>> Begin
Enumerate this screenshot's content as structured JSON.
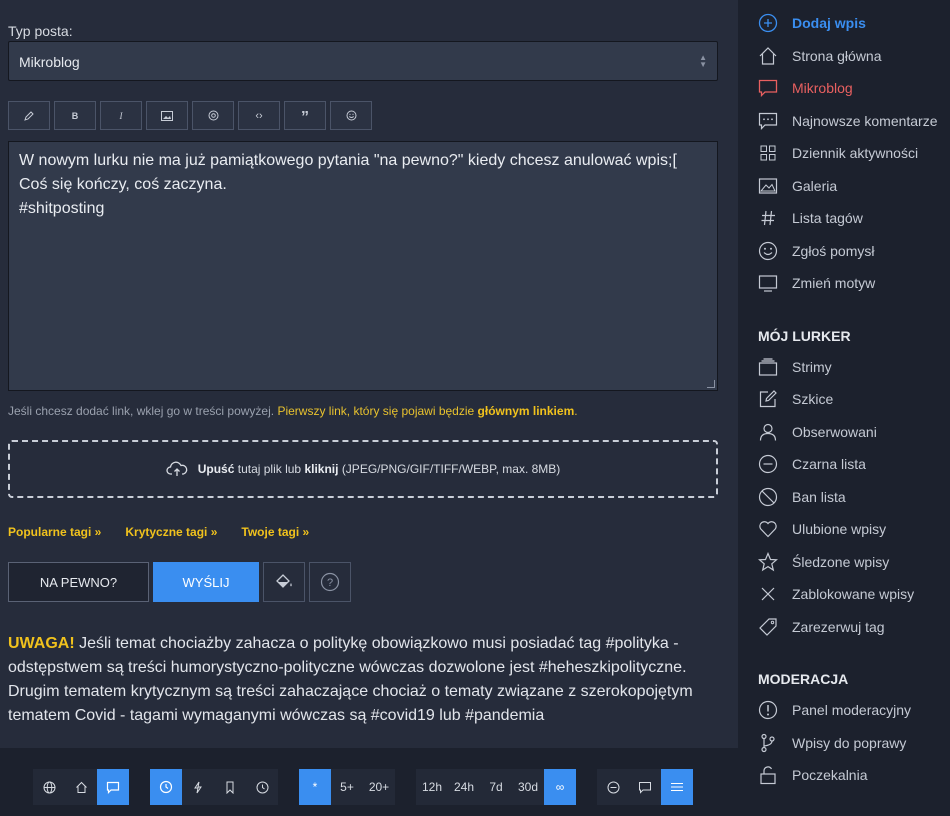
{
  "form": {
    "type_label": "Typ posta:",
    "type_value": "Mikroblog",
    "toolbar": [
      "pencil-icon",
      "bold",
      "italic",
      "image-icon",
      "spoiler-icon",
      "code-icon",
      "quote-icon",
      "emoji-icon"
    ],
    "toolbar_labels": {
      "bold": "B",
      "italic": "I"
    },
    "text_line1": "W nowym lurku nie ma już pamiątkowego pytania \"na pewno?\" kiedy chcesz anulować wpis;[",
    "text_line2": "Coś się kończy, coś zaczyna.",
    "text_line3": "#shitposting",
    "hint_part1": "Jeśli chcesz dodać link, wklej go w treści powyżej.",
    "hint_part2": "Pierwszy link, który się pojawi będzie",
    "hint_part3": "głównym linkiem",
    "hint_part4": ".",
    "upload_drop": "Upuść",
    "upload_mid": "tutaj plik lub",
    "upload_click": "kliknij",
    "upload_formats": "(JPEG/PNG/GIF/TIFF/WEBP, max. 8MB)",
    "tags": [
      "Popularne tagi »",
      "Krytyczne tagi »",
      "Twoje tagi »"
    ],
    "btn_cancel": "NA PEWNO?",
    "btn_send": "WYŚLIJ"
  },
  "warning": {
    "label": "UWAGA!",
    "text": "Jeśli temat chociażby zahacza o politykę obowiązkowo musi posiadać tag #polityka - odstępstwem są treści humorystyczno-polityczne wówczas dozwolone jest #heheszkipolityczne. Drugim tematem krytycznym są treści zahaczające chociaż o tematy związane z szerokopojętym tematem Covid - tagami wymaganymi wówczas są #covid19 lub #pandemia"
  },
  "sidebar": {
    "items": [
      {
        "label": "Dodaj wpis",
        "icon": "plus-circle-icon"
      },
      {
        "label": "Strona główna",
        "icon": "home-icon"
      },
      {
        "label": "Mikroblog",
        "icon": "chat-icon"
      },
      {
        "label": "Najnowsze komentarze",
        "icon": "comments-icon"
      },
      {
        "label": "Dziennik aktywności",
        "icon": "grid-icon"
      },
      {
        "label": "Galeria",
        "icon": "image-icon"
      },
      {
        "label": "Lista tagów",
        "icon": "hash-icon"
      },
      {
        "label": "Zgłoś pomysł",
        "icon": "smile-icon"
      },
      {
        "label": "Zmień motyw",
        "icon": "monitor-icon"
      }
    ],
    "section_my": "MÓJ LURKER",
    "my_items": [
      {
        "label": "Strimy",
        "icon": "stack-icon"
      },
      {
        "label": "Szkice",
        "icon": "edit-icon"
      },
      {
        "label": "Obserwowani",
        "icon": "user-icon"
      },
      {
        "label": "Czarna lista",
        "icon": "minus-circle-icon"
      },
      {
        "label": "Ban lista",
        "icon": "ban-icon"
      },
      {
        "label": "Ulubione wpisy",
        "icon": "heart-icon"
      },
      {
        "label": "Śledzone wpisy",
        "icon": "star-icon"
      },
      {
        "label": "Zablokowane wpisy",
        "icon": "x-icon"
      },
      {
        "label": "Zarezerwuj tag",
        "icon": "tag-icon"
      }
    ],
    "section_mod": "MODERACJA",
    "mod_items": [
      {
        "label": "Panel moderacyjny",
        "icon": "alert-circle-icon"
      },
      {
        "label": "Wpisy do poprawy",
        "icon": "branch-icon"
      },
      {
        "label": "Poczekalnia",
        "icon": "lock-icon"
      }
    ]
  },
  "bottombar": {
    "time_filters": [
      "5+",
      "20+",
      "12h",
      "24h",
      "7d",
      "30d"
    ],
    "star": "*",
    "infinity": "∞"
  },
  "colors": {
    "accent": "#3a8ef0",
    "warning": "#f0c21d",
    "danger": "#e86060"
  }
}
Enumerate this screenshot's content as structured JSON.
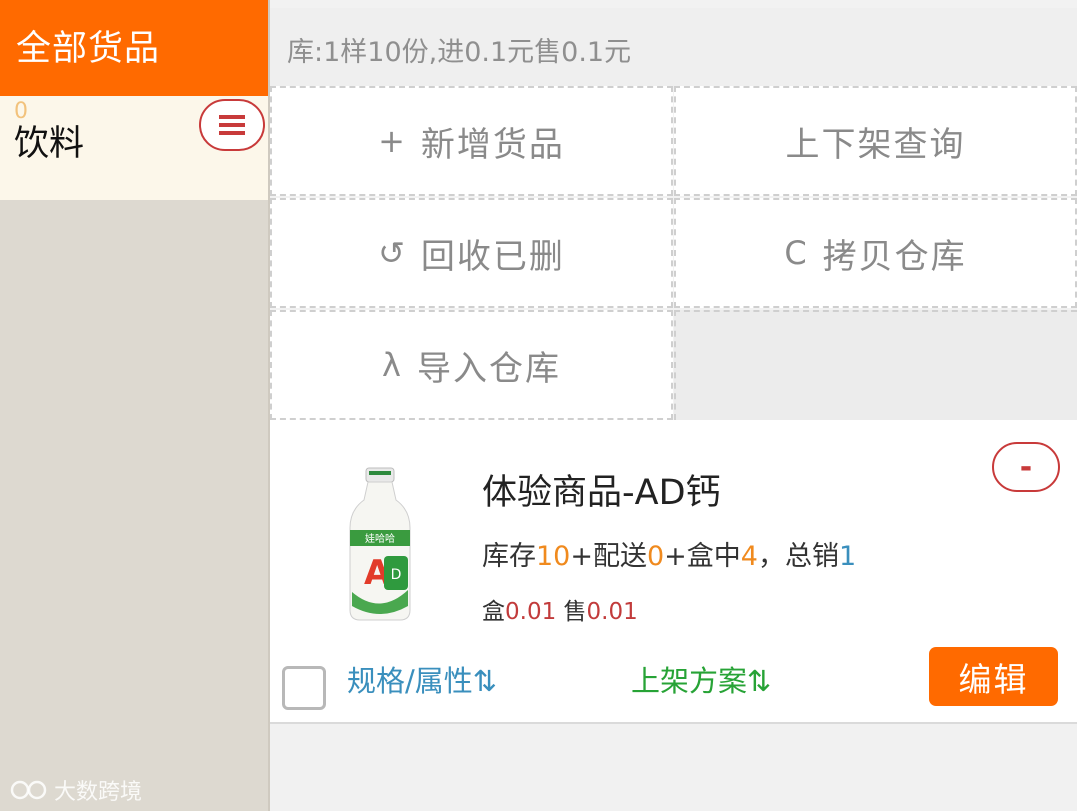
{
  "sidebar": {
    "header": "全部货品",
    "categories": [
      {
        "count": "0",
        "name": "饮料",
        "menu_icon": "hamburger-icon"
      }
    ]
  },
  "summary": "库:1样10份,进0.1元售0.1元",
  "actions": [
    {
      "glyph": "+",
      "label": "新增货品"
    },
    {
      "glyph": "",
      "label": "上下架查询"
    },
    {
      "glyph": "↺",
      "label": "回收已删"
    },
    {
      "glyph": "C",
      "label": "拷贝仓库"
    },
    {
      "glyph": "λ",
      "label": "导入仓库"
    }
  ],
  "product": {
    "title": "体验商品-AD钙",
    "stock": {
      "stock_label": "库存",
      "stock_value": "10",
      "delivery_label": "+配送",
      "delivery_value": "0",
      "box_label": "+盒中",
      "box_value": "4",
      "sold_label": "，总销",
      "sold_value": "1"
    },
    "price": {
      "box_label": "盒",
      "box_value": "0.01",
      "sale_label": "售",
      "sale_value": "0.01"
    },
    "remove_label": "-",
    "spec_link": "规格/属性⇅",
    "plan_link": "上架方案⇅",
    "edit_label": "编辑",
    "image_icon": "ad-calcium-bottle-image"
  },
  "watermark": "大数跨境",
  "colors": {
    "accent": "#ff6a00",
    "danger": "#c83a3a",
    "link_blue": "#3a8fbd",
    "link_green": "#27a336"
  }
}
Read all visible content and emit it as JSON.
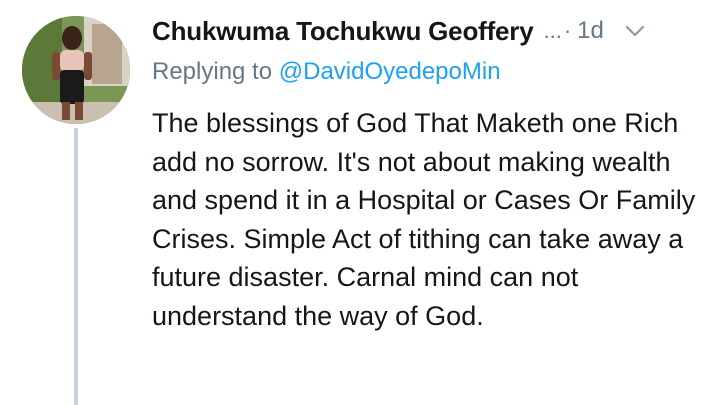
{
  "tweet": {
    "author_name": "Chukwuma Tochukwu Geoffery",
    "truncation": "...",
    "separator": "·",
    "timestamp": "1d",
    "reply_prefix": "Replying to",
    "reply_handle": "@DavidOyedepoMin",
    "text": "The blessings of God That Maketh one Rich add no sorrow. It's not about making wealth and spend it in a Hospital or Cases Or Family Crises. Simple Act of tithing can take away a future disaster. Carnal mind can not understand the way of God.",
    "icons": {
      "avatar": "profile-photo",
      "menu": "chevron-down-icon"
    },
    "colors": {
      "name": "#14171a",
      "muted": "#657786",
      "link": "#1da1f2",
      "thread_line": "#c6d0d7"
    }
  }
}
>> End
> [PROMPT]: Extract from the data every line where "Jeśli" shows up.

> [FINISHED ANSWER]:
    "hint_part1": "Jeśli chcesz dodać link, wklej go w treści powyżej.",
    "text": "Jeśli temat chociażby zahacza o politykę obowiązkowo musi posiadać tag #polityka - odstępstwem są treści humorystyczno-polityczne wówczas dozwolone jest #heheszkipolityczne. Drugim tematem krytycznym są treści zahaczające chociaż o tematy związane z szerokopojętym tematem Covid - tagami wymaganymi wówczas są #covid19 lub #pandemia"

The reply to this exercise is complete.